• [Exercise task]:
All of the data needs to be repeated exactly.

• [Entries supplied]:

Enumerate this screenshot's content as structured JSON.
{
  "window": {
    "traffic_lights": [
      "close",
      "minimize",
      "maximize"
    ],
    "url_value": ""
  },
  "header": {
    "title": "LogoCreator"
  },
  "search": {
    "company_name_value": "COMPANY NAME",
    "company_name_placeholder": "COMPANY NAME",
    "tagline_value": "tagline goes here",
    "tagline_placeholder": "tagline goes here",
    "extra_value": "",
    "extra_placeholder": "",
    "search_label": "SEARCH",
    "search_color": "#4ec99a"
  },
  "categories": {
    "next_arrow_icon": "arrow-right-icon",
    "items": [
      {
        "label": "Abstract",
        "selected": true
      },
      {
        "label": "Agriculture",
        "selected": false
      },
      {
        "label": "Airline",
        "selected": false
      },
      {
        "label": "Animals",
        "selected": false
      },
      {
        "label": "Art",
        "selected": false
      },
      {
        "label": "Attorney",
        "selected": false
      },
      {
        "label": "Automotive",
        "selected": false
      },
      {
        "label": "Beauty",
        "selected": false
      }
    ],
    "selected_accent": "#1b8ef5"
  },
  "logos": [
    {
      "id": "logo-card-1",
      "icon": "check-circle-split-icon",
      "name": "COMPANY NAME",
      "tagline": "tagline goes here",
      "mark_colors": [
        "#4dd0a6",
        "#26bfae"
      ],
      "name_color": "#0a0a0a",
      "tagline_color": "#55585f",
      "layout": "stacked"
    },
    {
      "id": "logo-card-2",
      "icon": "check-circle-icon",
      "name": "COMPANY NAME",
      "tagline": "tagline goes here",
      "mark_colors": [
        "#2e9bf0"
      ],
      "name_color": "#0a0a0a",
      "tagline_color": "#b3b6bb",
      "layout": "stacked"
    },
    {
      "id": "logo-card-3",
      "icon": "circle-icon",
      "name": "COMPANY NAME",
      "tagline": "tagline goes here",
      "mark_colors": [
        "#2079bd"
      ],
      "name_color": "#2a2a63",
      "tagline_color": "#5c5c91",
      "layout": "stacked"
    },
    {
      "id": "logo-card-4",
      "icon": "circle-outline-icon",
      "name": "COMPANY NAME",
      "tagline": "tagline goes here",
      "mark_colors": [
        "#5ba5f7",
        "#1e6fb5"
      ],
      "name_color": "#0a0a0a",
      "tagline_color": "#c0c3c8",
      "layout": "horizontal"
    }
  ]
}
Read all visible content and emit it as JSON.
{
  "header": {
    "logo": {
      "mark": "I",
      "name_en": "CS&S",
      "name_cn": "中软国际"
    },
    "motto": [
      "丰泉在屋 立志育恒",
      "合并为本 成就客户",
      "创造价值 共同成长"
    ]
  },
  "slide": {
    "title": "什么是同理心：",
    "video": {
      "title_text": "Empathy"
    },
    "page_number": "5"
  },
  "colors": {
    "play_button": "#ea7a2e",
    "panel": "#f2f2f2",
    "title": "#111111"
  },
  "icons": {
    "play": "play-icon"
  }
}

• [Response for this exercise]:
Enumerate this screenshot's content as structured JSON.
{
  "window": {
    "traffic_lights": [
      "close",
      "minimize",
      "maximize"
    ],
    "url_value": ""
  },
  "header": {
    "title": "LogoCreator"
  },
  "search": {
    "company_name_value": "COMPANY NAME",
    "company_name_placeholder": "COMPANY NAME",
    "tagline_value": "tagline goes here",
    "tagline_placeholder": "tagline goes here",
    "extra_value": "",
    "extra_placeholder": "",
    "search_label": "SEARCH",
    "search_color": "#4ec99a"
  },
  "categories": {
    "next_arrow_icon": "arrow-right-icon",
    "items": [
      {
        "label": "Abstract",
        "selected": true
      },
      {
        "label": "Agriculture",
        "selected": false
      },
      {
        "label": "Airline",
        "selected": false
      },
      {
        "label": "Animals",
        "selected": false
      },
      {
        "label": "Art",
        "selected": false
      },
      {
        "label": "Attorney",
        "selected": false
      },
      {
        "label": "Automotive",
        "selected": false
      },
      {
        "label": "Beauty",
        "selected": false
      }
    ],
    "selected_accent": "#1b8ef5"
  },
  "logos": [
    {
      "id": "logo-card-1",
      "icon": "check-circle-split-icon",
      "name": "COMPANY NAME",
      "tagline": "tagline goes here",
      "mark_colors": [
        "#4dd0a6",
        "#26bfae"
      ],
      "name_color": "#0a0a0a",
      "tagline_color": "#55585f",
      "layout": "stacked"
    },
    {
      "id": "logo-card-2",
      "icon": "check-circle-icon",
      "name": "COMPANY NAME",
      "tagline": "tagline goes here",
      "mark_colors": [
        "#2e9bf0"
      ],
      "name_color": "#0a0a0a",
      "tagline_color": "#b3b6bb",
      "layout": "stacked"
    },
    {
      "id": "logo-card-3",
      "icon": "circle-icon",
      "name": "COMPANY NAME",
      "tagline": "tagline goes here",
      "mark_colors": [
        "#2079bd"
      ],
      "name_color": "#2a2a63",
      "tagline_color": "#5c5c91",
      "layout": "stacked"
    },
    {
      "id": "logo-card-4",
      "icon": "circle-outline-icon",
      "name": "COMPANY NAME",
      "tagline": "tagline goes here",
      "mark_colors": [
        "#5ba5f7",
        "#1e6fb5"
      ],
      "name_color": "#0a0a0a",
      "tagline_color": "#c0c3c8",
      "layout": "horizontal"
    }
  ]
}
Read all visible content and emit it as JSON.
{
  "header": {
    "logo": {
      "mark": "I",
      "name_en": "CS&S",
      "name_cn": "中软国际"
    },
    "motto": [
      "丰泉在屋 立志育恒",
      "合并为本 成就客户",
      "创造价值 共同成长"
    ]
  },
  "slide": {
    "title": "什么是同理心：",
    "video": {
      "title_text": "Empathy"
    },
    "page_number": "5"
  },
  "colors": {
    "play_button": "#ea7a2e",
    "panel": "#f2f2f2",
    "title": "#111111"
  },
  "icons": {
    "play": "play-icon"
  }
}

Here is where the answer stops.